* _GIVEN PROBLEM_
Transcribe all records exactly.
......
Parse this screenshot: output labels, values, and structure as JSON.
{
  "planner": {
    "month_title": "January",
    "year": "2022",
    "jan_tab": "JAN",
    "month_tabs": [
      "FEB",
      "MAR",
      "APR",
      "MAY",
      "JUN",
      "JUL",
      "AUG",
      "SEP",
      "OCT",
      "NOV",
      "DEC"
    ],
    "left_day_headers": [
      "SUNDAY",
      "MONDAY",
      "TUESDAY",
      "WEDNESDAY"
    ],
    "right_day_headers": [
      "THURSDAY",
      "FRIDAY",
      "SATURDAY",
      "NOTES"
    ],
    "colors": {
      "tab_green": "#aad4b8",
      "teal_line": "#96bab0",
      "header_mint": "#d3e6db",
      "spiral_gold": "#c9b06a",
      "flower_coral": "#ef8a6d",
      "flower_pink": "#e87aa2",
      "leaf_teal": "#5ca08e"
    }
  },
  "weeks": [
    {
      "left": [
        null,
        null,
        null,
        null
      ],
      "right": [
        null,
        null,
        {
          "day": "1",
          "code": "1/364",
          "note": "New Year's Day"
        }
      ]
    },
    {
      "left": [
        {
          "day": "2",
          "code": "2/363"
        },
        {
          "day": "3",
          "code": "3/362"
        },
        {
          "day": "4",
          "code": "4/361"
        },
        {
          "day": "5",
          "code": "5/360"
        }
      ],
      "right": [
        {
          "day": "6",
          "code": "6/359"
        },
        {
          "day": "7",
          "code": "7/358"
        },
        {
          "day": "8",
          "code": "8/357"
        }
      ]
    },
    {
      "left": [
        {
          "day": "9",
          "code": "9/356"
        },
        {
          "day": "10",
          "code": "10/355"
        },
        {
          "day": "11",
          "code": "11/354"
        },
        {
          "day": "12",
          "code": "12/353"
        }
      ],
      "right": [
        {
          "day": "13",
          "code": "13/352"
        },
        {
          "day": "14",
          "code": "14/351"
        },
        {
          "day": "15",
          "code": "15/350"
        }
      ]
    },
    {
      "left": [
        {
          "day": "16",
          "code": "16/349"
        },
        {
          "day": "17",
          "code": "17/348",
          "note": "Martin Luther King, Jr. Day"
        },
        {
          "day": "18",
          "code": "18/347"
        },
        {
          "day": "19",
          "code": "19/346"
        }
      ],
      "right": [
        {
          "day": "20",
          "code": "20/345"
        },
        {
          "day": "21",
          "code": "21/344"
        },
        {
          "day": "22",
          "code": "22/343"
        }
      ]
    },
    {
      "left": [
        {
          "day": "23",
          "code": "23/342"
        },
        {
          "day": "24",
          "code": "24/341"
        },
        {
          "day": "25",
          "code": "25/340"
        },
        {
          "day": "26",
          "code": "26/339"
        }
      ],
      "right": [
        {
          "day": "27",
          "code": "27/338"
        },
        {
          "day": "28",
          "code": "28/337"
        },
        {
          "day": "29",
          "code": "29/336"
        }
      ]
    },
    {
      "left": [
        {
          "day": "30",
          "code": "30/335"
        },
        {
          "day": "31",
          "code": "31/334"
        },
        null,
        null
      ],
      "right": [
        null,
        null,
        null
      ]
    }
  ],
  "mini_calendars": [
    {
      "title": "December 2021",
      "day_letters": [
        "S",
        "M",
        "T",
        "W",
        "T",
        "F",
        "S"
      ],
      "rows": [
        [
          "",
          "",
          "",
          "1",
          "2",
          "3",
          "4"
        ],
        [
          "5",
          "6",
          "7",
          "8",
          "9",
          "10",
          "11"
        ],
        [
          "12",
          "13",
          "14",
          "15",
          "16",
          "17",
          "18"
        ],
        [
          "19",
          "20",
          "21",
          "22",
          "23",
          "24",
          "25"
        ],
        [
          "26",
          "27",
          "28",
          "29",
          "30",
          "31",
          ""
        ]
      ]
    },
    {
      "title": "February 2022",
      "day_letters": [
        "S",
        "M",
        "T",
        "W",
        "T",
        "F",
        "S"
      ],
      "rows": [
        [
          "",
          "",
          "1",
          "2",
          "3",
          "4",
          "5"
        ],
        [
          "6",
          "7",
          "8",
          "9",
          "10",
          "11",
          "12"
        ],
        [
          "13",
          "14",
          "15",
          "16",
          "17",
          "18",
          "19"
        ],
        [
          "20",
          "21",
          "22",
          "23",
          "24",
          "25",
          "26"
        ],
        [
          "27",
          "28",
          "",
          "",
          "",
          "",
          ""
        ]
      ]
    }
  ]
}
......
* _TASK RESPONSE_
Parse this screenshot: output labels, values, and structure as JSON.
{
  "planner": {
    "month_title": "January",
    "year": "2022",
    "jan_tab": "JAN",
    "month_tabs": [
      "FEB",
      "MAR",
      "APR",
      "MAY",
      "JUN",
      "JUL",
      "AUG",
      "SEP",
      "OCT",
      "NOV",
      "DEC"
    ],
    "left_day_headers": [
      "SUNDAY",
      "MONDAY",
      "TUESDAY",
      "WEDNESDAY"
    ],
    "right_day_headers": [
      "THURSDAY",
      "FRIDAY",
      "SATURDAY",
      "NOTES"
    ],
    "colors": {
      "tab_green": "#aad4b8",
      "teal_line": "#96bab0",
      "header_mint": "#d3e6db",
      "spiral_gold": "#c9b06a",
      "flower_coral": "#ef8a6d",
      "flower_pink": "#e87aa2",
      "leaf_teal": "#5ca08e"
    }
  },
  "weeks": [
    {
      "left": [
        null,
        null,
        null,
        null
      ],
      "right": [
        null,
        null,
        {
          "day": "1",
          "code": "1/364",
          "note": "New Year's Day"
        }
      ]
    },
    {
      "left": [
        {
          "day": "2",
          "code": "2/363"
        },
        {
          "day": "3",
          "code": "3/362"
        },
        {
          "day": "4",
          "code": "4/361"
        },
        {
          "day": "5",
          "code": "5/360"
        }
      ],
      "right": [
        {
          "day": "6",
          "code": "6/359"
        },
        {
          "day": "7",
          "code": "7/358"
        },
        {
          "day": "8",
          "code": "8/357"
        }
      ]
    },
    {
      "left": [
        {
          "day": "9",
          "code": "9/356"
        },
        {
          "day": "10",
          "code": "10/355"
        },
        {
          "day": "11",
          "code": "11/354"
        },
        {
          "day": "12",
          "code": "12/353"
        }
      ],
      "right": [
        {
          "day": "13",
          "code": "13/352"
        },
        {
          "day": "14",
          "code": "14/351"
        },
        {
          "day": "15",
          "code": "15/350"
        }
      ]
    },
    {
      "left": [
        {
          "day": "16",
          "code": "16/349"
        },
        {
          "day": "17",
          "code": "17/348",
          "note": "Martin Luther King, Jr. Day"
        },
        {
          "day": "18",
          "code": "18/347"
        },
        {
          "day": "19",
          "code": "19/346"
        }
      ],
      "right": [
        {
          "day": "20",
          "code": "20/345"
        },
        {
          "day": "21",
          "code": "21/344"
        },
        {
          "day": "22",
          "code": "22/343"
        }
      ]
    },
    {
      "left": [
        {
          "day": "23",
          "code": "23/342"
        },
        {
          "day": "24",
          "code": "24/341"
        },
        {
          "day": "25",
          "code": "25/340"
        },
        {
          "day": "26",
          "code": "26/339"
        }
      ],
      "right": [
        {
          "day": "27",
          "code": "27/338"
        },
        {
          "day": "28",
          "code": "28/337"
        },
        {
          "day": "29",
          "code": "29/336"
        }
      ]
    },
    {
      "left": [
        {
          "day": "30",
          "code": "30/335"
        },
        {
          "day": "31",
          "code": "31/334"
        },
        null,
        null
      ],
      "right": [
        null,
        null,
        null
      ]
    }
  ],
  "mini_calendars": [
    {
      "title": "December 2021",
      "day_letters": [
        "S",
        "M",
        "T",
        "W",
        "T",
        "F",
        "S"
      ],
      "rows": [
        [
          "",
          "",
          "",
          "1",
          "2",
          "3",
          "4"
        ],
        [
          "5",
          "6",
          "7",
          "8",
          "9",
          "10",
          "11"
        ],
        [
          "12",
          "13",
          "14",
          "15",
          "16",
          "17",
          "18"
        ],
        [
          "19",
          "20",
          "21",
          "22",
          "23",
          "24",
          "25"
        ],
        [
          "26",
          "27",
          "28",
          "29",
          "30",
          "31",
          ""
        ]
      ]
    },
    {
      "title": "February 2022",
      "day_letters": [
        "S",
        "M",
        "T",
        "W",
        "T",
        "F",
        "S"
      ],
      "rows": [
        [
          "",
          "",
          "1",
          "2",
          "3",
          "4",
          "5"
        ],
        [
          "6",
          "7",
          "8",
          "9",
          "10",
          "11",
          "12"
        ],
        [
          "13",
          "14",
          "15",
          "16",
          "17",
          "18",
          "19"
        ],
        [
          "20",
          "21",
          "22",
          "23",
          "24",
          "25",
          "26"
        ],
        [
          "27",
          "28",
          "",
          "",
          "",
          "",
          ""
        ]
      ]
    }
  ]
}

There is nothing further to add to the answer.